Write out the data again in full, exactly as it reads.

· · · · ·

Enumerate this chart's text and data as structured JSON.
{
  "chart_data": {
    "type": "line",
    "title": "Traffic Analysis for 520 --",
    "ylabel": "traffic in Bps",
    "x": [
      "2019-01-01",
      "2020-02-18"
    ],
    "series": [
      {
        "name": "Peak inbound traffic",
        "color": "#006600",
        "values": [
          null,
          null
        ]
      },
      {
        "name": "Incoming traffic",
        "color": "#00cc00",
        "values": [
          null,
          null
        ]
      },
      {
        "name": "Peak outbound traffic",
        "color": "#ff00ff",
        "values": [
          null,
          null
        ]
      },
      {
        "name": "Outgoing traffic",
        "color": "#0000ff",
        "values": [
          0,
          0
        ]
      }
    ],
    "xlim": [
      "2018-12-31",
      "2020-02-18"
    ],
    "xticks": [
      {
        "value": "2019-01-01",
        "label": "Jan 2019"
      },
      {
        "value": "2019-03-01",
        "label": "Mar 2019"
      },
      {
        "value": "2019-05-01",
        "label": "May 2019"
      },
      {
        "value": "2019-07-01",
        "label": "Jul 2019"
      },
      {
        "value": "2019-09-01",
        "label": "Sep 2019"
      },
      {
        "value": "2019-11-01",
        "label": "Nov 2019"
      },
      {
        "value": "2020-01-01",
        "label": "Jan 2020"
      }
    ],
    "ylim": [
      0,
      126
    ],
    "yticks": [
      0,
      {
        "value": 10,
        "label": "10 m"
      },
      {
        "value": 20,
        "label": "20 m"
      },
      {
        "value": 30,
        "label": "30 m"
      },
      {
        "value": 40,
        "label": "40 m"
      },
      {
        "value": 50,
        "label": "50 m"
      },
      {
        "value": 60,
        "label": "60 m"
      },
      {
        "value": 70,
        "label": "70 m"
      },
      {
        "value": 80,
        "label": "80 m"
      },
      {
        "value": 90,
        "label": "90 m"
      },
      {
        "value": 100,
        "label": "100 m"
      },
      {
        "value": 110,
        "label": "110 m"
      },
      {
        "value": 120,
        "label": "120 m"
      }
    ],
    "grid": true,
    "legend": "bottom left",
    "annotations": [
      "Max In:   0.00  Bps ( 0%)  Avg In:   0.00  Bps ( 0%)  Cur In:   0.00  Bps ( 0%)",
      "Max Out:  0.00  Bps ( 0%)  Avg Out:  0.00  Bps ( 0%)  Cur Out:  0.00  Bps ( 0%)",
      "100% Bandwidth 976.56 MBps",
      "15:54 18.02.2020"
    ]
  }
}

· · · · ·

■ Answer to this task
Enumerate this chart's text and data as structured JSON.
{
  "chart_data": {
    "type": "line",
    "title": "Traffic Analysis for 520 --",
    "ylabel": "traffic in Bps",
    "x": [
      "2019-01-01",
      "2020-02-18"
    ],
    "series": [
      {
        "name": "Peak inbound traffic",
        "color": "#006600",
        "values": [
          null,
          null
        ]
      },
      {
        "name": "Incoming traffic",
        "color": "#00cc00",
        "values": [
          null,
          null
        ]
      },
      {
        "name": "Peak outbound traffic",
        "color": "#ff00ff",
        "values": [
          null,
          null
        ]
      },
      {
        "name": "Outgoing traffic",
        "color": "#0000ff",
        "values": [
          0,
          0
        ]
      }
    ],
    "xlim": [
      "2018-12-31",
      "2020-02-18"
    ],
    "xticks": [
      {
        "value": "2019-01-01",
        "label": "Jan 2019"
      },
      {
        "value": "2019-03-01",
        "label": "Mar 2019"
      },
      {
        "value": "2019-05-01",
        "label": "May 2019"
      },
      {
        "value": "2019-07-01",
        "label": "Jul 2019"
      },
      {
        "value": "2019-09-01",
        "label": "Sep 2019"
      },
      {
        "value": "2019-11-01",
        "label": "Nov 2019"
      },
      {
        "value": "2020-01-01",
        "label": "Jan 2020"
      }
    ],
    "ylim": [
      0,
      126
    ],
    "yticks": [
      0,
      {
        "value": 10,
        "label": "10 m"
      },
      {
        "value": 20,
        "label": "20 m"
      },
      {
        "value": 30,
        "label": "30 m"
      },
      {
        "value": 40,
        "label": "40 m"
      },
      {
        "value": 50,
        "label": "50 m"
      },
      {
        "value": 60,
        "label": "60 m"
      },
      {
        "value": 70,
        "label": "70 m"
      },
      {
        "value": 80,
        "label": "80 m"
      },
      {
        "value": 90,
        "label": "90 m"
      },
      {
        "value": 100,
        "label": "100 m"
      },
      {
        "value": 110,
        "label": "110 m"
      },
      {
        "value": 120,
        "label": "120 m"
      }
    ],
    "grid": true,
    "legend": "bottom left",
    "annotations": [
      "Max In:   0.00  Bps ( 0%)  Avg In:   0.00  Bps ( 0%)  Cur In:   0.00  Bps ( 0%)",
      "Max Out:  0.00  Bps ( 0%)  Avg Out:  0.00  Bps ( 0%)  Cur Out:  0.00  Bps ( 0%)",
      "100% Bandwidth 976.56 MBps",
      "15:54 18.02.2020"
    ]
  }
}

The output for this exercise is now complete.